Copy the line containing "Type out the text in this image.", then all lines after it up to and including the final line of the material, exactly and without additions.

+++ PROVIDED MATERIAL +++

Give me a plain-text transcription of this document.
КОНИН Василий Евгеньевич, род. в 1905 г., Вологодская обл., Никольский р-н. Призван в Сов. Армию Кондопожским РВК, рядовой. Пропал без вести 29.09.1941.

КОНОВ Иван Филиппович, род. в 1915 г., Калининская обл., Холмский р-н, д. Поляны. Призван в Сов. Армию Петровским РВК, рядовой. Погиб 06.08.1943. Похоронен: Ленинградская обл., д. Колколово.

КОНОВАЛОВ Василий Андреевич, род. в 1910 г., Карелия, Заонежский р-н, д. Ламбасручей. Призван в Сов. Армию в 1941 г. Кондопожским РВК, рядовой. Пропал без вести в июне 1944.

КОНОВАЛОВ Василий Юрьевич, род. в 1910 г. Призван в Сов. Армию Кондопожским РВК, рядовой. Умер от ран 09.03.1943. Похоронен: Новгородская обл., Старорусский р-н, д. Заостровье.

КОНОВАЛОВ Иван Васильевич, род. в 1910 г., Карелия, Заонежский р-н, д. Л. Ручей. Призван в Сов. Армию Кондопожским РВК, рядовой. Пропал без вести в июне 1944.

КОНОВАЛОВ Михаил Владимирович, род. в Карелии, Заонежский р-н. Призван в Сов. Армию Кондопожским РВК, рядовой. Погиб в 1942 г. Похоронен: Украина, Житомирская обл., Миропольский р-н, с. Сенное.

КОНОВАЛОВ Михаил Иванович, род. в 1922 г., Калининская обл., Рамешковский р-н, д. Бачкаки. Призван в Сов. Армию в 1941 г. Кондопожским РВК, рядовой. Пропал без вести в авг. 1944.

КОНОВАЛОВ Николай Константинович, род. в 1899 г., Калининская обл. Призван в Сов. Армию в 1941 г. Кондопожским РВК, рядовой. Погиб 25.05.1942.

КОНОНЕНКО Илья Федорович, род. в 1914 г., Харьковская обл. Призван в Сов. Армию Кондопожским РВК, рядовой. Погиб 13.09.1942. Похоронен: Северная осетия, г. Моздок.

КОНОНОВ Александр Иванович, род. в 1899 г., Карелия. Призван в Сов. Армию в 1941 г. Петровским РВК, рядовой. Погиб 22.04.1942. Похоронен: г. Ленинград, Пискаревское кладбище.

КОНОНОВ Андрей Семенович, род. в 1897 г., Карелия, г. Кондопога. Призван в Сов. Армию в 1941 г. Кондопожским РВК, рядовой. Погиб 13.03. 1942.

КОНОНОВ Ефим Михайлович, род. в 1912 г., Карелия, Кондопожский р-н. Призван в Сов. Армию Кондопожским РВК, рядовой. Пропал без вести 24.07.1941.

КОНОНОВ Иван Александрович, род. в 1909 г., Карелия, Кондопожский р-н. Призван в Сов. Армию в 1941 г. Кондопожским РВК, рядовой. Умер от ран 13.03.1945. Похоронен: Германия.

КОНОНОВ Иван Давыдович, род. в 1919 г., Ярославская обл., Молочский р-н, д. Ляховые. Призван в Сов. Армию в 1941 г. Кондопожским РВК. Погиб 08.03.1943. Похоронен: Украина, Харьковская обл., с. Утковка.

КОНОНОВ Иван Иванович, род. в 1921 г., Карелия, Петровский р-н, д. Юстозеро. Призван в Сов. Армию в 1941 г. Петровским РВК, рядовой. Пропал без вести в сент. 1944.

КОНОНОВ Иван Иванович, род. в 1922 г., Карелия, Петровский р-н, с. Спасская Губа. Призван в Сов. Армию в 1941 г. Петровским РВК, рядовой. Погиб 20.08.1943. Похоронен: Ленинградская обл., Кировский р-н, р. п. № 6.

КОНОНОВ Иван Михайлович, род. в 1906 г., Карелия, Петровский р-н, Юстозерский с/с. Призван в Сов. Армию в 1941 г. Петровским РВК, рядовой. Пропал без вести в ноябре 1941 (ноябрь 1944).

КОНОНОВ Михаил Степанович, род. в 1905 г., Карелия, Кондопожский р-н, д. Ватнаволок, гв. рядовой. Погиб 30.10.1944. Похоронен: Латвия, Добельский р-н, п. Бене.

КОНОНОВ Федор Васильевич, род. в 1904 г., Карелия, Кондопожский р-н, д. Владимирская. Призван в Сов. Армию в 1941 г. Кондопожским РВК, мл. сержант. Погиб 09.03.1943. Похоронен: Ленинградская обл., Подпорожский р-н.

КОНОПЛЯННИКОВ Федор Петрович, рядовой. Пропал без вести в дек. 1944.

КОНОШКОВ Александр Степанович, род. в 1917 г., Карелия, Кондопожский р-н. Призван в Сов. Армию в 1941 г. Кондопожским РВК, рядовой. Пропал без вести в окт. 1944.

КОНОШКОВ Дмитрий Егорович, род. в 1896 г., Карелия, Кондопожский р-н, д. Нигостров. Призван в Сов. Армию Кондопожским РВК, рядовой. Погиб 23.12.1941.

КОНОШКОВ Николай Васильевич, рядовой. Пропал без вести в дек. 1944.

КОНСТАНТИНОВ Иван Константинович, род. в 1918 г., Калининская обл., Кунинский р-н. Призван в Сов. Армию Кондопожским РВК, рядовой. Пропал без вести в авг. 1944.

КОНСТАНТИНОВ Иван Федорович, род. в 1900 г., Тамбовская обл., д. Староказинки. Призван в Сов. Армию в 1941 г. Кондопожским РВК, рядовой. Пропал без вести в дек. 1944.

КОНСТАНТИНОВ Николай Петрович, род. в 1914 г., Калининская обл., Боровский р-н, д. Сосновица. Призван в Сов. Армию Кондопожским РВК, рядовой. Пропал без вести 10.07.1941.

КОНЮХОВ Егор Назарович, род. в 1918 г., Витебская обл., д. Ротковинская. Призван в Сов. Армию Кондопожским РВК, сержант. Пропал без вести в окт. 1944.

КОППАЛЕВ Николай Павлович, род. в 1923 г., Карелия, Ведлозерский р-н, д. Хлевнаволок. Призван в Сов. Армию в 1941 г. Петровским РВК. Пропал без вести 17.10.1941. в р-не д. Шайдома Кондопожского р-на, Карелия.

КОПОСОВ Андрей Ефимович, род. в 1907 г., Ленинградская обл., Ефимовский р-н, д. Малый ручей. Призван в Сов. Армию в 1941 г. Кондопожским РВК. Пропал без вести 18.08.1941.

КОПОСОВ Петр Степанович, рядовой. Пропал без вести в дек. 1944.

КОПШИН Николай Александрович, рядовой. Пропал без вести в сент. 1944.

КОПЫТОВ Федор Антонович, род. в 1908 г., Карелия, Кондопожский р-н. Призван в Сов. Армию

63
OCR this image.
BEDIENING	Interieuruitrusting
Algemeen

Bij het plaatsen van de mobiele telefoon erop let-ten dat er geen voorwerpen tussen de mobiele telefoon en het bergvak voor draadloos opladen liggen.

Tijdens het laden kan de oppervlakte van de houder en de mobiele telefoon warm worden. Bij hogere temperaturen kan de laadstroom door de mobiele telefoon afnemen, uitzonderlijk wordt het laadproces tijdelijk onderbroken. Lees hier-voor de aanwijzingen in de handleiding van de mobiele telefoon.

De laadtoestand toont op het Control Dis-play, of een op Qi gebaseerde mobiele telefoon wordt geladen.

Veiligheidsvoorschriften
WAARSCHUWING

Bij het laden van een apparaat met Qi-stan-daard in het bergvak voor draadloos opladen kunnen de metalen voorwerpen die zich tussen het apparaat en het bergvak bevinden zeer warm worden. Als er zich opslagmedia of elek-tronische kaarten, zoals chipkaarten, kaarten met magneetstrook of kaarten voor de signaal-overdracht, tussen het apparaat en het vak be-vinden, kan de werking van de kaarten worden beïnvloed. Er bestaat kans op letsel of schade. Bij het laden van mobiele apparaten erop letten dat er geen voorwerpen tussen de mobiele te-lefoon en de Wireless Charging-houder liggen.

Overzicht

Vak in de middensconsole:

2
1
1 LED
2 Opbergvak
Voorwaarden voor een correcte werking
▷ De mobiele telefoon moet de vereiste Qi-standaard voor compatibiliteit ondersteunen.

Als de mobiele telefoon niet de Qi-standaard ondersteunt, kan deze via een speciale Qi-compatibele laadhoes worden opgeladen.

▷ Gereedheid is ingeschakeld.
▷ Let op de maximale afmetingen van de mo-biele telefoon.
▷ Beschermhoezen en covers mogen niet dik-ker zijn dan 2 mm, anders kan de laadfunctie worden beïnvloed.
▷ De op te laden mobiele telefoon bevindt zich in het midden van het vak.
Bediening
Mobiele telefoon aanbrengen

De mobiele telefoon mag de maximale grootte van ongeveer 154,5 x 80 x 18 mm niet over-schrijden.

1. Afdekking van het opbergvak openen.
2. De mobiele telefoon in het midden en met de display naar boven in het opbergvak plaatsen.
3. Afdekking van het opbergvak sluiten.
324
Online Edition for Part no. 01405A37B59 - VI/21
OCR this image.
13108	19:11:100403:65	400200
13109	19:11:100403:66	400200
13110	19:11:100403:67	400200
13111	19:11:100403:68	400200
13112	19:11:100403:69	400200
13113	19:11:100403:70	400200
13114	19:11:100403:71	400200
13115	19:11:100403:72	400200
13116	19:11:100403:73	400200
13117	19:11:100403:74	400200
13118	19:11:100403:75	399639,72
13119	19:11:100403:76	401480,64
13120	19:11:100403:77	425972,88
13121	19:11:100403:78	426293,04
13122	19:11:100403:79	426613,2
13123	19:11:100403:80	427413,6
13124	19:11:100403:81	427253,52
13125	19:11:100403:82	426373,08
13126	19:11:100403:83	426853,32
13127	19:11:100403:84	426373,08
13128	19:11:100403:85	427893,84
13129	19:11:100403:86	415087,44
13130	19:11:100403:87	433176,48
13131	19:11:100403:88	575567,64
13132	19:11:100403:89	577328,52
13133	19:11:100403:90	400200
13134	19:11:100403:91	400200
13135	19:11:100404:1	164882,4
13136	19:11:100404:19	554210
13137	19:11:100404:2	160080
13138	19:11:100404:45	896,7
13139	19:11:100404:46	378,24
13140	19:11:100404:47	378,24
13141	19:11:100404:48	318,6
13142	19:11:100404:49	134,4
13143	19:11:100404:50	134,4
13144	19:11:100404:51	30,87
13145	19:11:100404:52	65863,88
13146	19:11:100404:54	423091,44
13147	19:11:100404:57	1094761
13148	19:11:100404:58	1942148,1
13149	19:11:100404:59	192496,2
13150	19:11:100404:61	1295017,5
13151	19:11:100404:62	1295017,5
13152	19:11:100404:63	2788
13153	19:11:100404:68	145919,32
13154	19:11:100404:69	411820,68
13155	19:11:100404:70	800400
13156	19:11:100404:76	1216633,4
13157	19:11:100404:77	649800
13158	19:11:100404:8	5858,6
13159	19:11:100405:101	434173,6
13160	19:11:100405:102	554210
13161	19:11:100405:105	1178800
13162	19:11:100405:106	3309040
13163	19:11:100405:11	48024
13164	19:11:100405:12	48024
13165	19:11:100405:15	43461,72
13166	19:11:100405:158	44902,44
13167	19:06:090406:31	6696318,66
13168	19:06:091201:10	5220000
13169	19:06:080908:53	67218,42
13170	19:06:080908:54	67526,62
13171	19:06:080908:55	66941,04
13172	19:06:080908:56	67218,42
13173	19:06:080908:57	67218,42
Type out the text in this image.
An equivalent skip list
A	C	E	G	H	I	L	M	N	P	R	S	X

+++

• **TASK SOLUTION**
Type out the text in this image.
An equivalent skip list
A	C	E	G	H	I	L	M	N	P	R	S	X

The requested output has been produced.